INSTRUCTION: Repeat each record below exactly, dropping the pictures.

LISTED RECORDS:

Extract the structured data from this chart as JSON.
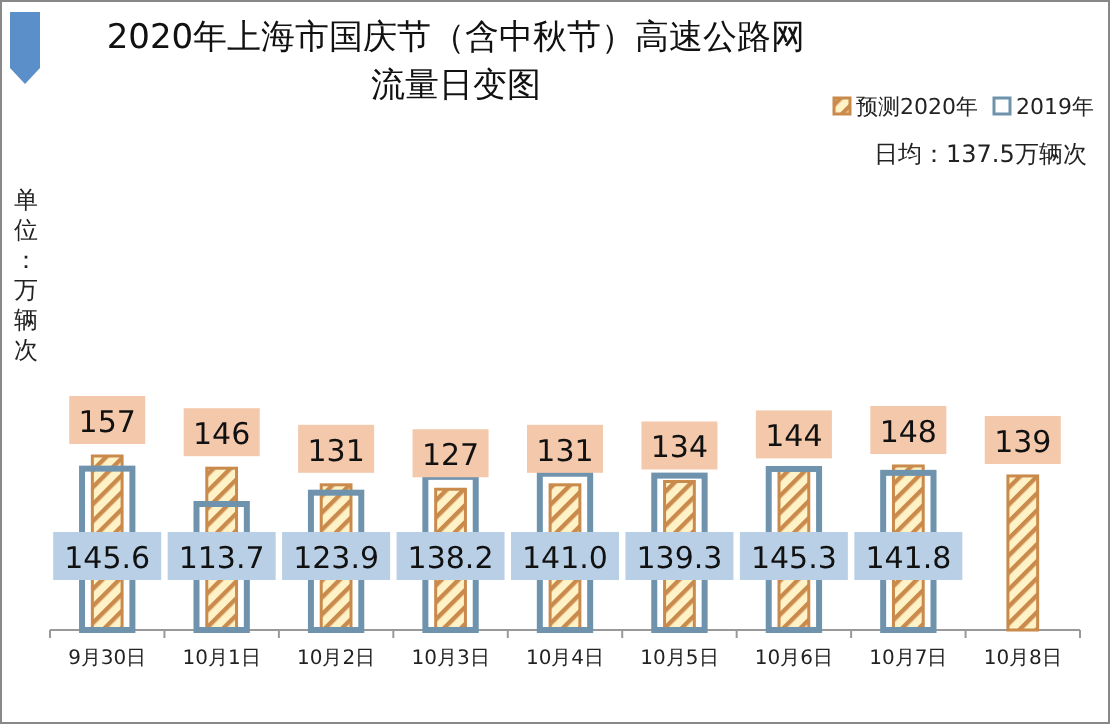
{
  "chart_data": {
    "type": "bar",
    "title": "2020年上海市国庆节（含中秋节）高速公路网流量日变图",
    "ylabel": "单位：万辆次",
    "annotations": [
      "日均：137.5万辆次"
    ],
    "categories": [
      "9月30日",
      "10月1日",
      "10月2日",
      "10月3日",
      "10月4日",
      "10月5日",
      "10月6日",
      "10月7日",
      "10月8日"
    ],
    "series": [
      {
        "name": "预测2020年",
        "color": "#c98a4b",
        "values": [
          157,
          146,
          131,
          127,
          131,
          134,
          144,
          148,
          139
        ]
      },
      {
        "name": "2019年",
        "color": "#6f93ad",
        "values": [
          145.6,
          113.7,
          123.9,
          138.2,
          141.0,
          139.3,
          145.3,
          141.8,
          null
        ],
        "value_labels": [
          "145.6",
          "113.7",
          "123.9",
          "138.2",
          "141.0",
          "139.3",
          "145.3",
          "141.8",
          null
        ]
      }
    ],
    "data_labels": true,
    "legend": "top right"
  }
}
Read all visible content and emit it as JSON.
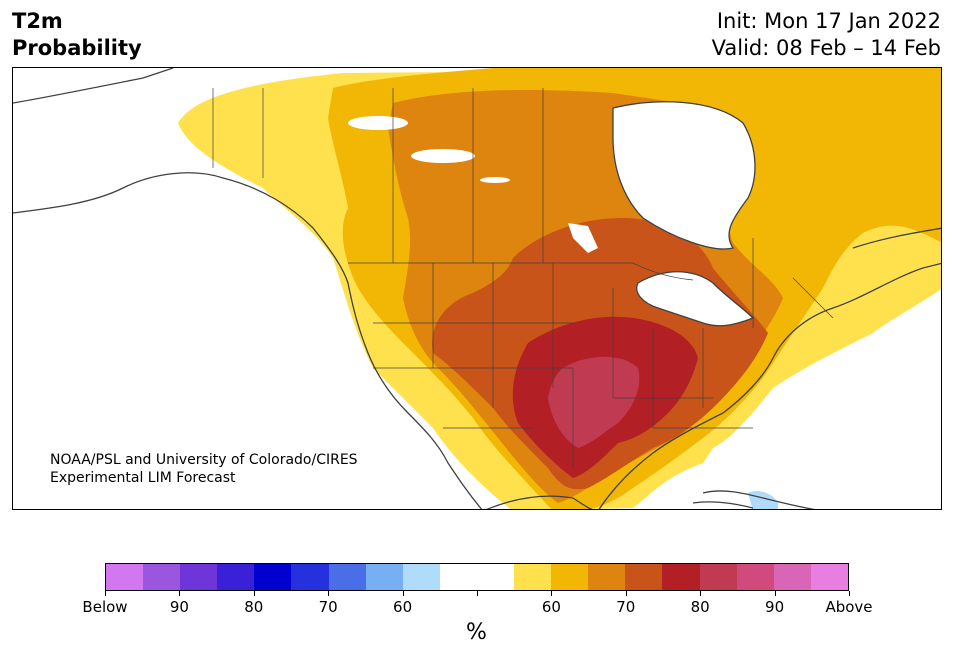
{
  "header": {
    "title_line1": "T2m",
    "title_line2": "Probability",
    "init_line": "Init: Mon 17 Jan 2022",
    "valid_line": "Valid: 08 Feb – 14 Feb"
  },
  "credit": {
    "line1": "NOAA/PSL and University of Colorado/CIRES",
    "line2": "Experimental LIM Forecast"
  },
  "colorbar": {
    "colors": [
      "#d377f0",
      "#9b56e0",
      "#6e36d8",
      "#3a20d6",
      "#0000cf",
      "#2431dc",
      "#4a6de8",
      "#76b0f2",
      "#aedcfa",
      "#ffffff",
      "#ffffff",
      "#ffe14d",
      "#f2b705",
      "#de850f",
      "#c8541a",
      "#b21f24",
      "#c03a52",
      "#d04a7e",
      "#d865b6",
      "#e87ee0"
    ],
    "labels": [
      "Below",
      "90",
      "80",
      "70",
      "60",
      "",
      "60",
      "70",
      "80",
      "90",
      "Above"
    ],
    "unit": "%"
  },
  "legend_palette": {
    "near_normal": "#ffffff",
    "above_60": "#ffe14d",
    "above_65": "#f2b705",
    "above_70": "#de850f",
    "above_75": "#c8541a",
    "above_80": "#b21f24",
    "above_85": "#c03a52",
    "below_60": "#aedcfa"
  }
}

FULL ANSWER:
Extract the structured data from this chart as JSON.
{
  "chart_data": {
    "type": "bar",
    "title": "2020年上海市国庆节（含中秋节）高速公路网流量日变图",
    "ylabel": "单位：万辆次",
    "annotations": [
      "日均：137.5万辆次"
    ],
    "categories": [
      "9月30日",
      "10月1日",
      "10月2日",
      "10月3日",
      "10月4日",
      "10月5日",
      "10月6日",
      "10月7日",
      "10月8日"
    ],
    "series": [
      {
        "name": "预测2020年",
        "color": "#c98a4b",
        "values": [
          157,
          146,
          131,
          127,
          131,
          134,
          144,
          148,
          139
        ]
      },
      {
        "name": "2019年",
        "color": "#6f93ad",
        "values": [
          145.6,
          113.7,
          123.9,
          138.2,
          141.0,
          139.3,
          145.3,
          141.8,
          null
        ],
        "value_labels": [
          "145.6",
          "113.7",
          "123.9",
          "138.2",
          "141.0",
          "139.3",
          "145.3",
          "141.8",
          null
        ]
      }
    ],
    "data_labels": true,
    "legend": "top right"
  }
}
Read all visible content and emit it as JSON.
{
  "header": {
    "title_line1": "T2m",
    "title_line2": "Probability",
    "init_line": "Init: Mon 17 Jan 2022",
    "valid_line": "Valid: 08 Feb – 14 Feb"
  },
  "credit": {
    "line1": "NOAA/PSL and University of Colorado/CIRES",
    "line2": "Experimental LIM Forecast"
  },
  "colorbar": {
    "colors": [
      "#d377f0",
      "#9b56e0",
      "#6e36d8",
      "#3a20d6",
      "#0000cf",
      "#2431dc",
      "#4a6de8",
      "#76b0f2",
      "#aedcfa",
      "#ffffff",
      "#ffffff",
      "#ffe14d",
      "#f2b705",
      "#de850f",
      "#c8541a",
      "#b21f24",
      "#c03a52",
      "#d04a7e",
      "#d865b6",
      "#e87ee0"
    ],
    "labels": [
      "Below",
      "90",
      "80",
      "70",
      "60",
      "",
      "60",
      "70",
      "80",
      "90",
      "Above"
    ],
    "unit": "%"
  },
  "legend_palette": {
    "near_normal": "#ffffff",
    "above_60": "#ffe14d",
    "above_65": "#f2b705",
    "above_70": "#de850f",
    "above_75": "#c8541a",
    "above_80": "#b21f24",
    "above_85": "#c03a52",
    "below_60": "#aedcfa"
  }
}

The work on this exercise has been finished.